Task requirements. Format the data as a numbered list, beginning with the line that contains "List all visible" and continuing through the line that contains "pt-zprime-c: z' [571, 661, 580, 676]", with blank lines dropped. Leave the pictures out.

Provided records.
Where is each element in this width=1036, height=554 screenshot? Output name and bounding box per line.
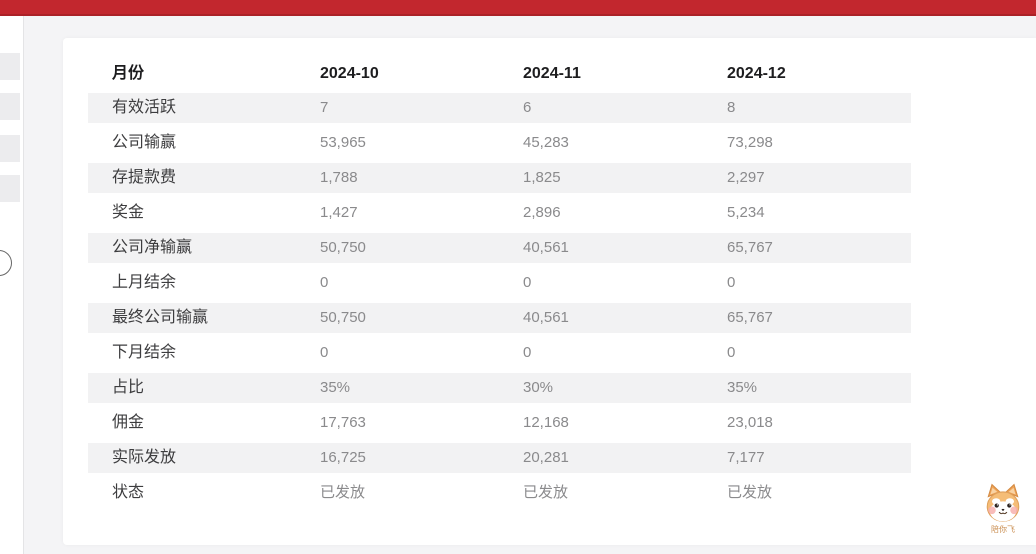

...

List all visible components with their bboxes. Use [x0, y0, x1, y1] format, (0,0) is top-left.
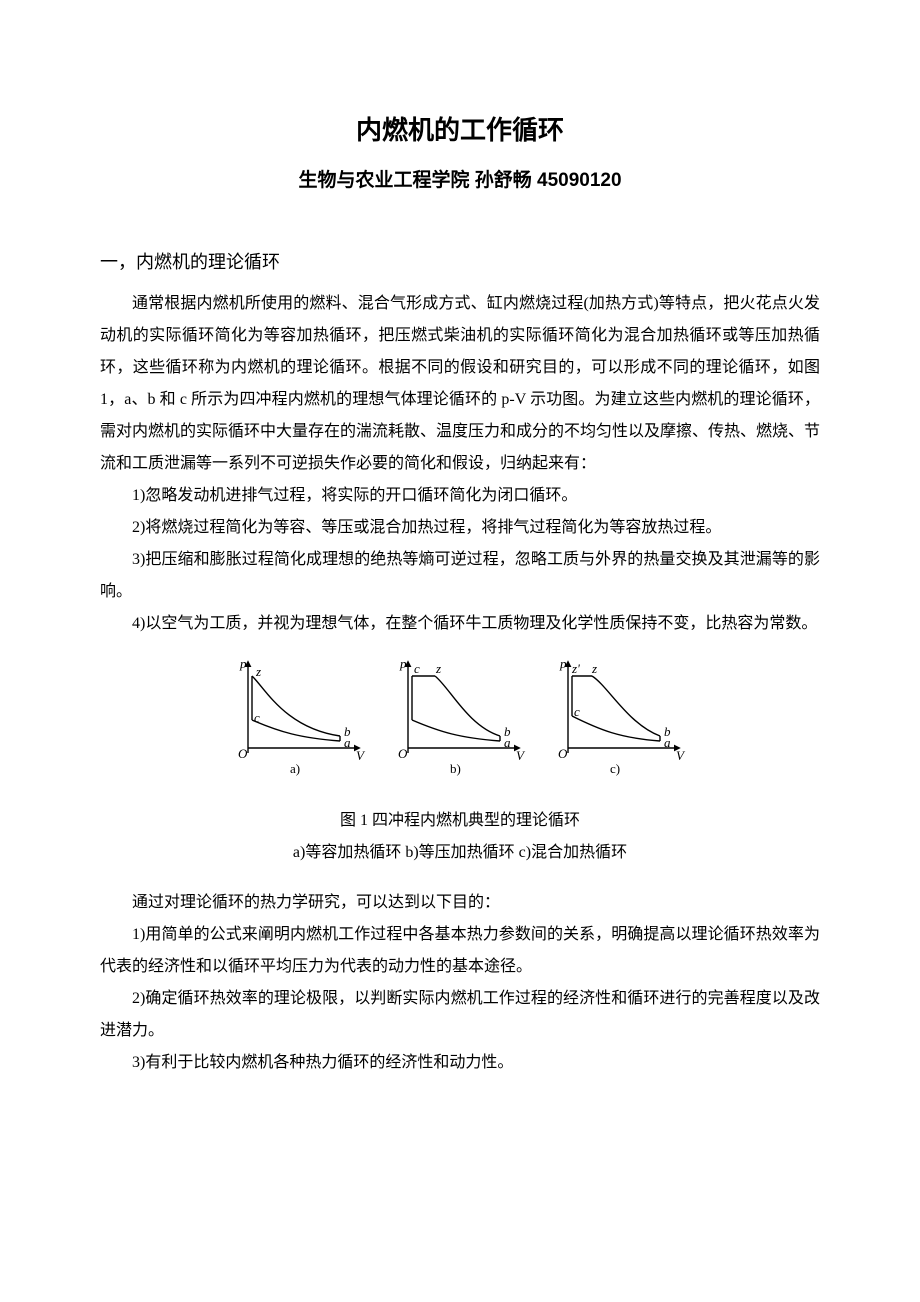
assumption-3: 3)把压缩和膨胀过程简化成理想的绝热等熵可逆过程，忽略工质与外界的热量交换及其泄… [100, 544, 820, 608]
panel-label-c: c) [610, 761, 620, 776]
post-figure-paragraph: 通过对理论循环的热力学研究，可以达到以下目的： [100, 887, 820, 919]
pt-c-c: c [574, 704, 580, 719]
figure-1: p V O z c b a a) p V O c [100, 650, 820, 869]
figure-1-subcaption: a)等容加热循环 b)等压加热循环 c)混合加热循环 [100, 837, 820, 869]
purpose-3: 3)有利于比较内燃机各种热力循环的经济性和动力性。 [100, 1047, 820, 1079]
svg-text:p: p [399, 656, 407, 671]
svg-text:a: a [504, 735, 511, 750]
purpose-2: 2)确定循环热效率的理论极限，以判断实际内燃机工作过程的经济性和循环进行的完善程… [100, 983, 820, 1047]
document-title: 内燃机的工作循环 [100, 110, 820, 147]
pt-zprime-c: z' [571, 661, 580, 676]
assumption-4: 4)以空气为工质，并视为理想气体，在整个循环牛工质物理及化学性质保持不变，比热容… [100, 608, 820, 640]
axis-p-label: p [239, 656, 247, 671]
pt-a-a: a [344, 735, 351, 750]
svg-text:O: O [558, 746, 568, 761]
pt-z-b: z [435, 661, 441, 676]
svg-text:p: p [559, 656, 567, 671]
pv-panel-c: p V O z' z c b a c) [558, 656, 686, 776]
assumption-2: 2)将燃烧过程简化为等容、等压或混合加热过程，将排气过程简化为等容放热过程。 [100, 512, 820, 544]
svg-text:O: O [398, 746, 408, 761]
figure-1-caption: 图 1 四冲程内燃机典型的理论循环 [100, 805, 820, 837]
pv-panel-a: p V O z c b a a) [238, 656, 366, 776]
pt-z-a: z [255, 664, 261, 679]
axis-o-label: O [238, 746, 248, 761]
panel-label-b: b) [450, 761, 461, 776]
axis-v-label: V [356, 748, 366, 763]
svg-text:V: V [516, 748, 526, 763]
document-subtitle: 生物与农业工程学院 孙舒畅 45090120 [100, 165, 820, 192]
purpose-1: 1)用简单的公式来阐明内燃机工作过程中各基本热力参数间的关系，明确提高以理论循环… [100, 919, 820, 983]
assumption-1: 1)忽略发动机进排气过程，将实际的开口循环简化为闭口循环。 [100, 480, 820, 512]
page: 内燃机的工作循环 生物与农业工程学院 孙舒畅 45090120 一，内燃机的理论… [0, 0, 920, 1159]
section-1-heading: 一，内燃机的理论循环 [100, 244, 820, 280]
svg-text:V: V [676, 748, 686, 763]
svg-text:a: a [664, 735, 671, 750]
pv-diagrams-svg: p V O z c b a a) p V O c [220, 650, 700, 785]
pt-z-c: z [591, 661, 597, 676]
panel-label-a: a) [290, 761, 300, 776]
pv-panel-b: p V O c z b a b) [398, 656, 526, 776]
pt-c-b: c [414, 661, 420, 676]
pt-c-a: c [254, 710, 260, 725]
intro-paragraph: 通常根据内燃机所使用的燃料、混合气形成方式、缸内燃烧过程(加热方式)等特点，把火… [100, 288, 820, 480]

Result of this exercise.
1. List all visible components with their bboxes. Use [x0, y0, x1, y1] format, (0,0) is top-left.
2. assumption-3: 3)把压缩和膨胀过程简化成理想的绝热等熵可逆过程，忽略工质与外界的热量交换及其泄… [100, 544, 820, 608]
3. panel-label-c: c) [610, 761, 620, 776]
4. post-figure-paragraph: 通过对理论循环的热力学研究，可以达到以下目的： [100, 887, 820, 919]
5. pt-c-c: c [574, 704, 580, 719]
6. figure-1: p V O z c b a a) p V O c [100, 650, 820, 869]
7. figure-1-subcaption: a)等容加热循环 b)等压加热循环 c)混合加热循环 [100, 837, 820, 869]
8. purpose-3: 3)有利于比较内燃机各种热力循环的经济性和动力性。 [100, 1047, 820, 1079]
9. svg-text:p: p [399, 656, 407, 671]
10. svg-text:a: a [504, 735, 511, 750]
11. purpose-2: 2)确定循环热效率的理论极限，以判断实际内燃机工作过程的经济性和循环进行的完善程… [100, 983, 820, 1047]
12. document-title: 内燃机的工作循环 [100, 110, 820, 147]
13. pt-zprime-c: z' [571, 661, 580, 676]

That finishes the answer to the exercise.